§ GIVEN REQUEST:
The records are to be restated in their entirety, word for word.

§ DATA EXTRACT:
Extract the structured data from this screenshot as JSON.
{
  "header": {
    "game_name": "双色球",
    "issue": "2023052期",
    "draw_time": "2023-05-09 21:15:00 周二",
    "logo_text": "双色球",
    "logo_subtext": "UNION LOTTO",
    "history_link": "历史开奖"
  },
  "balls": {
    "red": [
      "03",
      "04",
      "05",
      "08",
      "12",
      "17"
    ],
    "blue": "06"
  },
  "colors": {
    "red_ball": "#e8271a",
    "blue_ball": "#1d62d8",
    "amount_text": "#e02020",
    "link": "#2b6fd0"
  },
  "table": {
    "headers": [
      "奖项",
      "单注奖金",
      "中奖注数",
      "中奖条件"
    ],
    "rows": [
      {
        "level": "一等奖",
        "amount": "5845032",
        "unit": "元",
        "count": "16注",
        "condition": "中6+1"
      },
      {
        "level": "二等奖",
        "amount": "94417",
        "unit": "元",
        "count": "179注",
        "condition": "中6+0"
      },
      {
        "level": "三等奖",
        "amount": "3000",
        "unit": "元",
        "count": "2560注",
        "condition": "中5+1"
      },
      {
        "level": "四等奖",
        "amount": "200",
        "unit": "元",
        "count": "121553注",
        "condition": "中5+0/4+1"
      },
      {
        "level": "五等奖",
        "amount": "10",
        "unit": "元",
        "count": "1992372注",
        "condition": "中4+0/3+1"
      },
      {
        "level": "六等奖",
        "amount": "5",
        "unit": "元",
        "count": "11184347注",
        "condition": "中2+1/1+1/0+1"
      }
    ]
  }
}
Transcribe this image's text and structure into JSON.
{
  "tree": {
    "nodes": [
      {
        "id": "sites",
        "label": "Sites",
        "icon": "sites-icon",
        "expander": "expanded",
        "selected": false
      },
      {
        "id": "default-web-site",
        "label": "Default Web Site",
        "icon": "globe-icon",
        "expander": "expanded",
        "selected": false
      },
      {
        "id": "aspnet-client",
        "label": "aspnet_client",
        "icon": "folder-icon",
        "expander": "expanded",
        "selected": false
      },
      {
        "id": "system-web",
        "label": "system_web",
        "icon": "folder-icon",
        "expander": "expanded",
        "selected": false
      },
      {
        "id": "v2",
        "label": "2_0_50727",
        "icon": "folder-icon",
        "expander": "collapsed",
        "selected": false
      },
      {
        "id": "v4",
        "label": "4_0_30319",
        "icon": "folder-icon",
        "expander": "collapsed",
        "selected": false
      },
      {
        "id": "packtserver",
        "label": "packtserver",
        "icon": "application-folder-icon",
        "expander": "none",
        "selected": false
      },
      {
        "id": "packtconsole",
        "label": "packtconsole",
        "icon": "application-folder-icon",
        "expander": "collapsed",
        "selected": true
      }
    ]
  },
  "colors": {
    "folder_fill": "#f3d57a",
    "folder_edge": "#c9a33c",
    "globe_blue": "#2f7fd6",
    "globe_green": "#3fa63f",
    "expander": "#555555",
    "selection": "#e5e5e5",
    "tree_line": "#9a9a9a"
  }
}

§ COMPLETED TASK:
Extract the structured data from this screenshot as JSON.
{
  "header": {
    "game_name": "双色球",
    "issue": "2023052期",
    "draw_time": "2023-05-09 21:15:00 周二",
    "logo_text": "双色球",
    "logo_subtext": "UNION LOTTO",
    "history_link": "历史开奖"
  },
  "balls": {
    "red": [
      "03",
      "04",
      "05",
      "08",
      "12",
      "17"
    ],
    "blue": "06"
  },
  "colors": {
    "red_ball": "#e8271a",
    "blue_ball": "#1d62d8",
    "amount_text": "#e02020",
    "link": "#2b6fd0"
  },
  "table": {
    "headers": [
      "奖项",
      "单注奖金",
      "中奖注数",
      "中奖条件"
    ],
    "rows": [
      {
        "level": "一等奖",
        "amount": "5845032",
        "unit": "元",
        "count": "16注",
        "condition": "中6+1"
      },
      {
        "level": "二等奖",
        "amount": "94417",
        "unit": "元",
        "count": "179注",
        "condition": "中6+0"
      },
      {
        "level": "三等奖",
        "amount": "3000",
        "unit": "元",
        "count": "2560注",
        "condition": "中5+1"
      },
      {
        "level": "四等奖",
        "amount": "200",
        "unit": "元",
        "count": "121553注",
        "condition": "中5+0/4+1"
      },
      {
        "level": "五等奖",
        "amount": "10",
        "unit": "元",
        "count": "1992372注",
        "condition": "中4+0/3+1"
      },
      {
        "level": "六等奖",
        "amount": "5",
        "unit": "元",
        "count": "11184347注",
        "condition": "中2+1/1+1/0+1"
      }
    ]
  }
}
Transcribe this image's text and structure into JSON.
{
  "tree": {
    "nodes": [
      {
        "id": "sites",
        "label": "Sites",
        "icon": "sites-icon",
        "expander": "expanded",
        "selected": false
      },
      {
        "id": "default-web-site",
        "label": "Default Web Site",
        "icon": "globe-icon",
        "expander": "expanded",
        "selected": false
      },
      {
        "id": "aspnet-client",
        "label": "aspnet_client",
        "icon": "folder-icon",
        "expander": "expanded",
        "selected": false
      },
      {
        "id": "system-web",
        "label": "system_web",
        "icon": "folder-icon",
        "expander": "expanded",
        "selected": false
      },
      {
        "id": "v2",
        "label": "2_0_50727",
        "icon": "folder-icon",
        "expander": "collapsed",
        "selected": false
      },
      {
        "id": "v4",
        "label": "4_0_30319",
        "icon": "folder-icon",
        "expander": "collapsed",
        "selected": false
      },
      {
        "id": "packtserver",
        "label": "packtserver",
        "icon": "application-folder-icon",
        "expander": "none",
        "selected": false
      },
      {
        "id": "packtconsole",
        "label": "packtconsole",
        "icon": "application-folder-icon",
        "expander": "collapsed",
        "selected": true
      }
    ]
  },
  "colors": {
    "folder_fill": "#f3d57a",
    "folder_edge": "#c9a33c",
    "globe_blue": "#2f7fd6",
    "globe_green": "#3fa63f",
    "expander": "#555555",
    "selection": "#e5e5e5",
    "tree_line": "#9a9a9a"
  }
}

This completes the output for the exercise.